* _Set exercise_: Please return the full listing below without altering anything.

* _Information shown_:
━━━━━━━━━━━━━━━━━━━━━━━━━━━━━━
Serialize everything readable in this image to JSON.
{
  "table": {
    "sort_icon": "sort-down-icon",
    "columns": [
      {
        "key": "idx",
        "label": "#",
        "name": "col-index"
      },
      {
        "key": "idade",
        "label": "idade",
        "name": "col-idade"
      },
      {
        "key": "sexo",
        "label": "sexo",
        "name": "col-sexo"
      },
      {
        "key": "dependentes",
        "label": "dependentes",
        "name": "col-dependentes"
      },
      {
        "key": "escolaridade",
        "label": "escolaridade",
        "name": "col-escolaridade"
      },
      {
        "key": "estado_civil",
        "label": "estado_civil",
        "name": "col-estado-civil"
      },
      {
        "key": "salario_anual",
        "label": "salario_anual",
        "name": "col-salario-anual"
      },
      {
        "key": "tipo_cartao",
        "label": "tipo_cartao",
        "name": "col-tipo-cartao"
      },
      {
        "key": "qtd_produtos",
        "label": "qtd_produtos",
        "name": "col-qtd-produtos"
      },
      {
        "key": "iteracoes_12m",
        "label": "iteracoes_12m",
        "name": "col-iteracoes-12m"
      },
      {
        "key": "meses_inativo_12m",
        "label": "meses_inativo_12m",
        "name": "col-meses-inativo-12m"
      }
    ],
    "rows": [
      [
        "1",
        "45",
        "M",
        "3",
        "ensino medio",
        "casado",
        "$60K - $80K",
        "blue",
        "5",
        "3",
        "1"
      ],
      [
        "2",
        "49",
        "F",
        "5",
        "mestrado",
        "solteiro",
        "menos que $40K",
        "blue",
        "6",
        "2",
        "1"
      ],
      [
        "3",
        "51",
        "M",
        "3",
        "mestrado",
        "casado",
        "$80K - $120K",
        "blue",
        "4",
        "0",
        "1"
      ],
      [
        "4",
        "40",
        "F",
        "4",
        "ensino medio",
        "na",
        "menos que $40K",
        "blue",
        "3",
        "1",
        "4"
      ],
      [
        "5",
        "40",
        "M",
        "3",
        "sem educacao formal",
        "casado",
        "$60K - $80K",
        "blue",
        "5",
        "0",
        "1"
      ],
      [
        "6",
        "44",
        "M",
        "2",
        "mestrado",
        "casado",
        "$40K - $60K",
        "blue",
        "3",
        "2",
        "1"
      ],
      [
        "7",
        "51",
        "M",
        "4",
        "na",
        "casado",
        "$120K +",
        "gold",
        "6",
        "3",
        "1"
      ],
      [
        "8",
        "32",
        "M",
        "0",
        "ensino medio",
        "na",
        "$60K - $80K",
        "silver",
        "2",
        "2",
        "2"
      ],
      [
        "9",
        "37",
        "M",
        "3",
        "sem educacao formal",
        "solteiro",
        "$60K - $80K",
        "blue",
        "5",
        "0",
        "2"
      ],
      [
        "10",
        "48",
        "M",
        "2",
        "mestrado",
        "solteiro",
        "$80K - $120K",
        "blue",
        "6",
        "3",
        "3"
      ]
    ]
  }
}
━━━━━━━━━━━━━━━━━━━━━━━━━━━━━━
* _Final result_:
Serialize everything readable in this image to JSON.
{
  "table": {
    "sort_icon": "sort-down-icon",
    "columns": [
      {
        "key": "idx",
        "label": "#",
        "name": "col-index"
      },
      {
        "key": "idade",
        "label": "idade",
        "name": "col-idade"
      },
      {
        "key": "sexo",
        "label": "sexo",
        "name": "col-sexo"
      },
      {
        "key": "dependentes",
        "label": "dependentes",
        "name": "col-dependentes"
      },
      {
        "key": "escolaridade",
        "label": "escolaridade",
        "name": "col-escolaridade"
      },
      {
        "key": "estado_civil",
        "label": "estado_civil",
        "name": "col-estado-civil"
      },
      {
        "key": "salario_anual",
        "label": "salario_anual",
        "name": "col-salario-anual"
      },
      {
        "key": "tipo_cartao",
        "label": "tipo_cartao",
        "name": "col-tipo-cartao"
      },
      {
        "key": "qtd_produtos",
        "label": "qtd_produtos",
        "name": "col-qtd-produtos"
      },
      {
        "key": "iteracoes_12m",
        "label": "iteracoes_12m",
        "name": "col-iteracoes-12m"
      },
      {
        "key": "meses_inativo_12m",
        "label": "meses_inativo_12m",
        "name": "col-meses-inativo-12m"
      }
    ],
    "rows": [
      [
        "1",
        "45",
        "M",
        "3",
        "ensino medio",
        "casado",
        "$60K - $80K",
        "blue",
        "5",
        "3",
        "1"
      ],
      [
        "2",
        "49",
        "F",
        "5",
        "mestrado",
        "solteiro",
        "menos que $40K",
        "blue",
        "6",
        "2",
        "1"
      ],
      [
        "3",
        "51",
        "M",
        "3",
        "mestrado",
        "casado",
        "$80K - $120K",
        "blue",
        "4",
        "0",
        "1"
      ],
      [
        "4",
        "40",
        "F",
        "4",
        "ensino medio",
        "na",
        "menos que $40K",
        "blue",
        "3",
        "1",
        "4"
      ],
      [
        "5",
        "40",
        "M",
        "3",
        "sem educacao formal",
        "casado",
        "$60K - $80K",
        "blue",
        "5",
        "0",
        "1"
      ],
      [
        "6",
        "44",
        "M",
        "2",
        "mestrado",
        "casado",
        "$40K - $60K",
        "blue",
        "3",
        "2",
        "1"
      ],
      [
        "7",
        "51",
        "M",
        "4",
        "na",
        "casado",
        "$120K +",
        "gold",
        "6",
        "3",
        "1"
      ],
      [
        "8",
        "32",
        "M",
        "0",
        "ensino medio",
        "na",
        "$60K - $80K",
        "silver",
        "2",
        "2",
        "2"
      ],
      [
        "9",
        "37",
        "M",
        "3",
        "sem educacao formal",
        "solteiro",
        "$60K - $80K",
        "blue",
        "5",
        "0",
        "2"
      ],
      [
        "10",
        "48",
        "M",
        "2",
        "mestrado",
        "solteiro",
        "$80K - $120K",
        "blue",
        "6",
        "3",
        "3"
      ]
    ]
  }
}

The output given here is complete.